───── Document section ─────

The highest percentage increase in SSB-attributable new cardiometabolic disease cases occurred in sub-Saharan Africa.
(Lara-Castor et al., 2024 | Nature Medicine) The highest percentage increase in SSB-attributable new cardiometabolic disease cases occurred in sub-Saharan Africa. Compared to 1990, type II diabetes (T2D) cases rose 8.8% in 2020 for sub-Saharan Africa (purple line; graph a). Similarly, a percentage increase of about 4.4% in SSB-attributable cardiovascular disease (CVD) cases occurred between 1990 and 2020 (purple line; graph b).

Targeted Policies Against Sugary Drinks May Take Generations to Work

The global analysis of new, SSB-attributable cardiometabolic disease cases leaves some open questions for further research. Along those lines, one question is why Latin American and Caribbean populations experience such a high percentage of new diabetes and cardiovascular disease cases attributable to sugary drinks. This likely comes from people’s high intake of SSBs in this region, which is about 7.3 eight-ounce sugary beverages a week, much higher than the 2.6-drink global average. According to speculative analyses from the researchers, this high level of consumption may have something to do with clean water scarcity, where people in this region would turn to soft drinks for hydration. Furthermore, taxation on SSBs in this region may be geared toward revenue generation, rather than reducing SSB consumption.

───── Given information ─────

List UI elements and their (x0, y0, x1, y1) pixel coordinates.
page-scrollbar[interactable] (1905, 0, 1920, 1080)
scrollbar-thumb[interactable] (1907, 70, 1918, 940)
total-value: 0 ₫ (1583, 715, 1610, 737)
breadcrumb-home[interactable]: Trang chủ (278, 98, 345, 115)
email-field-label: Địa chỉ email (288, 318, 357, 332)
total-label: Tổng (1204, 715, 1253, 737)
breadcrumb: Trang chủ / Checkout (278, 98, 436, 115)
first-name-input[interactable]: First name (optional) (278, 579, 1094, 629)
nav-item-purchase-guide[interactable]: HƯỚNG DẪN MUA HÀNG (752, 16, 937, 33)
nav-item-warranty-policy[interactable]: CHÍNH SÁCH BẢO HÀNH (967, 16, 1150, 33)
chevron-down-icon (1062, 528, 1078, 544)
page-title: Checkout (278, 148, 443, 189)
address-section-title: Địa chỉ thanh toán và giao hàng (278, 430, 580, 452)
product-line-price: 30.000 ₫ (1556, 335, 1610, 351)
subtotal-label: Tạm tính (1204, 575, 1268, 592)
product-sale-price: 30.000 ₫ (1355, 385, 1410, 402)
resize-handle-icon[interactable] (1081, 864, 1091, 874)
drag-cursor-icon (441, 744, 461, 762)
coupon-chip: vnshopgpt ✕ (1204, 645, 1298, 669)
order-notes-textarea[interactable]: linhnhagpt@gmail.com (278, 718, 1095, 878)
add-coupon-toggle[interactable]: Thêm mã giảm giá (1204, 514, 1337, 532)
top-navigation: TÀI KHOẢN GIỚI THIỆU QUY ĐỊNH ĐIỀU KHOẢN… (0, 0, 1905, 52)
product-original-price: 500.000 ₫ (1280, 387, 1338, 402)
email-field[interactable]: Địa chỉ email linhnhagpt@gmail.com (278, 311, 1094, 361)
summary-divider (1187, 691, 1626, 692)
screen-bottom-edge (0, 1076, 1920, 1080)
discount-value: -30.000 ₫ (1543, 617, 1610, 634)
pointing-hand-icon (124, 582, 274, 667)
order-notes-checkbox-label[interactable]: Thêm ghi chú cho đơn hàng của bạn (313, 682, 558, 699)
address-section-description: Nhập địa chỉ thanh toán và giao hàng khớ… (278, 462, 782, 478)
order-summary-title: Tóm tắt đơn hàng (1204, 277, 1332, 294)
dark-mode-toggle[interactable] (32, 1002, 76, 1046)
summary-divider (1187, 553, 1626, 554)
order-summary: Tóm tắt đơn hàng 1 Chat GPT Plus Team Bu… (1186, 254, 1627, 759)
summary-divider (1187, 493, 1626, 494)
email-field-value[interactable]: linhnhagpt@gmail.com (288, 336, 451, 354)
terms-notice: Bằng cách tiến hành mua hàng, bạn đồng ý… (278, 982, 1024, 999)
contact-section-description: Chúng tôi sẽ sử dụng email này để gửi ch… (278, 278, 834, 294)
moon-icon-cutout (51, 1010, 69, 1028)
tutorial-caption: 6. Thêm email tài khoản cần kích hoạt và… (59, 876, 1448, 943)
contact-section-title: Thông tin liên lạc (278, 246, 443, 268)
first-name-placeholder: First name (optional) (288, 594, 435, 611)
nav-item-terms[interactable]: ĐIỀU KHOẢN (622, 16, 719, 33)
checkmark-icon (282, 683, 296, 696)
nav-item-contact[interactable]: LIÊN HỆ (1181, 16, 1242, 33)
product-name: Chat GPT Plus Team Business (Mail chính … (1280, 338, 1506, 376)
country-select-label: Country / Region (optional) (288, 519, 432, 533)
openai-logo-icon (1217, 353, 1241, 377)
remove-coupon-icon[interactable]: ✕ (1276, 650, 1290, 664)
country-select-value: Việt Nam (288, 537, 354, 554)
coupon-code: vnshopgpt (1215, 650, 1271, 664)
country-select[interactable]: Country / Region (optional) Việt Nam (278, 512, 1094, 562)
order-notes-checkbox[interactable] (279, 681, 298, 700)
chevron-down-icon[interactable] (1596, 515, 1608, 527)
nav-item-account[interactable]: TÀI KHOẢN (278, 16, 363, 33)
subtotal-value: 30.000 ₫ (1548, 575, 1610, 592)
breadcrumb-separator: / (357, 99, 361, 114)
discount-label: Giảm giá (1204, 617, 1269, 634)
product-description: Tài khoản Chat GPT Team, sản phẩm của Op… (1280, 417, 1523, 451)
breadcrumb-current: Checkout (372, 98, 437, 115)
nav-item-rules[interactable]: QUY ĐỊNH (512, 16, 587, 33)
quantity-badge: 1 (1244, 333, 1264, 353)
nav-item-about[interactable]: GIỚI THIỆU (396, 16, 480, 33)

─────

Actions to take:
a) Rewrite the passage on sugary drinks starting at "Targeted Policies Against" and ending at "reducing SSB consumption.", putting "sweetened beverages" in place of "SSBs".
b) In the passage on sugary drinks, how many eight-ounce sugary beverages a week do people in the Latin American and Caribbean region drink?

Answers to the tasks:
a)
Targeted Policies Against Sugary Drinks May Take Generations to Work

The global analysis of new, SSB-attributable cardiometabolic disease cases leaves some open questions for further research. Along those lines, one question is why Latin American and Caribbean populations experience such a high percentage of new diabetes and cardiovascular disease cases attributable to sugary drinks. This likely comes from people’s high intake of sweetened beverages in this region, which is about 7.3 eight-ounce sugary beverages a week, much higher than the 2.6-drink global average. According to speculative analyses from the researchers, this high level of consumption may have something to do with clean water scarcity, where people in this region would turn to soft drinks for hydration. Furthermore, taxation on sweetened beverages in this region may be geared toward revenue generation, rather than reducing SSB consumption.

b) About 7.3 a week.